Start of Records for the exercise

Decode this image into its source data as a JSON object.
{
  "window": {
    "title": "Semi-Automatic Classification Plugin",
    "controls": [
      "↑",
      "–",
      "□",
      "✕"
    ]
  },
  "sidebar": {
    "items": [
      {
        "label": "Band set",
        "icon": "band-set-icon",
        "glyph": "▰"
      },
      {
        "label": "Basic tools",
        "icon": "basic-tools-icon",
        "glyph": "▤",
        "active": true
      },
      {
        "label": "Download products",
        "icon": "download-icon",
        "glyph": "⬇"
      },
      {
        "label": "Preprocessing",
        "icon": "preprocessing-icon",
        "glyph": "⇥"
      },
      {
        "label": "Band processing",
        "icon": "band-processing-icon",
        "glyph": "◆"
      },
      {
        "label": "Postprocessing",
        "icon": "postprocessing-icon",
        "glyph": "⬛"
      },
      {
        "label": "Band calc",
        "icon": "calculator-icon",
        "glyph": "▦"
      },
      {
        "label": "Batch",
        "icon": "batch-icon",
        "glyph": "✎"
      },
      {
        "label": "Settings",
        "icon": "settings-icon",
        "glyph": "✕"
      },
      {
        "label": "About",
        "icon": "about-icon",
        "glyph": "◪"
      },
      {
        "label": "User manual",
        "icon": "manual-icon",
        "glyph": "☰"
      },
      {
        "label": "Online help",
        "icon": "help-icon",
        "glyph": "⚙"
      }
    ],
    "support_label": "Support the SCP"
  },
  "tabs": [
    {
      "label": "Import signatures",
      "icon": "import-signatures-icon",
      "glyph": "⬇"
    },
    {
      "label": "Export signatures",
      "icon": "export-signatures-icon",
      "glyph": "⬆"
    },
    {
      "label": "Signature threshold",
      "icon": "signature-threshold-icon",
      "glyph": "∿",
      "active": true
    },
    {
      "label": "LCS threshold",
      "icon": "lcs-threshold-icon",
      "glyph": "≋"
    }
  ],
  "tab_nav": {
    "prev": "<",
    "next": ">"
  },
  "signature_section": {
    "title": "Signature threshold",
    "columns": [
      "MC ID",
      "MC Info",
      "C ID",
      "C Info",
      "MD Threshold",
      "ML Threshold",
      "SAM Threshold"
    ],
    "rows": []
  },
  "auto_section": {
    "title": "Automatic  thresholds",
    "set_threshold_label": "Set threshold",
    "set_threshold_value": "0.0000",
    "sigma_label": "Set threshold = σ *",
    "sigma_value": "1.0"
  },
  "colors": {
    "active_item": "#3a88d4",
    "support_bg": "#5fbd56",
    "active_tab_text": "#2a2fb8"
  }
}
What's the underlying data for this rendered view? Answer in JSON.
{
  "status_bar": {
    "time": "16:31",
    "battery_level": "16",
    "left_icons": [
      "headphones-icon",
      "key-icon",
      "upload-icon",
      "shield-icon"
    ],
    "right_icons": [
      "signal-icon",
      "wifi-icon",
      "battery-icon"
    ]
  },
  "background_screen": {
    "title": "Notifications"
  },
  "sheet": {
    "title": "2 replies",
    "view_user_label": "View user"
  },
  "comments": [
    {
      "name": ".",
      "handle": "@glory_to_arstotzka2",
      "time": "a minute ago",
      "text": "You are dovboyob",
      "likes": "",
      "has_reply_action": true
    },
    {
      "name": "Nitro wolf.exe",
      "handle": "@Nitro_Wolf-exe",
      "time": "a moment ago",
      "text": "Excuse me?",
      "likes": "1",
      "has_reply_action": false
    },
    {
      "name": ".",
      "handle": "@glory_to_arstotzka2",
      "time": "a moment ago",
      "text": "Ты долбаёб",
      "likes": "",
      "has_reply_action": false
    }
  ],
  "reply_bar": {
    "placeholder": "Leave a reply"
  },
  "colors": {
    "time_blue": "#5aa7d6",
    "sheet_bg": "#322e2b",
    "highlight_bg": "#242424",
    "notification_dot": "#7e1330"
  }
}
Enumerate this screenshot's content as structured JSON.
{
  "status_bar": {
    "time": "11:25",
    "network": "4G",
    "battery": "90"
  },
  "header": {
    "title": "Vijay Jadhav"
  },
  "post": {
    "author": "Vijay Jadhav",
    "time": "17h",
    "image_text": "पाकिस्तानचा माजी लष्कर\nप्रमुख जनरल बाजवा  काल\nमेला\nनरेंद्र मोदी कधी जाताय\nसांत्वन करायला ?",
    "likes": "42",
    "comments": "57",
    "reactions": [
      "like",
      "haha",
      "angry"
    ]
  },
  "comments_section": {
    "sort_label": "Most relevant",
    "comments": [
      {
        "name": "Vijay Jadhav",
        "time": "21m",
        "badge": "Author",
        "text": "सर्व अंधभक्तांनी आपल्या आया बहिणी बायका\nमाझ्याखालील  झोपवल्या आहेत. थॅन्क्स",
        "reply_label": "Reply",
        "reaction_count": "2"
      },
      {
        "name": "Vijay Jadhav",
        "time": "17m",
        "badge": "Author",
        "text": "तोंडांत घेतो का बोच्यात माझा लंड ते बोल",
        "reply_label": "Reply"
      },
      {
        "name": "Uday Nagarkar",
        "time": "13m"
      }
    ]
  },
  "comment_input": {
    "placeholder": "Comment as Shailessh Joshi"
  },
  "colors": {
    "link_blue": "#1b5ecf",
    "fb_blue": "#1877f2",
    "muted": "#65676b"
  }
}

End of Records for the exercise

_Instruction:_ Look through the data and gather every line with the string "true" in it.

_Output:_
        "active": true
      "active": true
      "has_reply_action": true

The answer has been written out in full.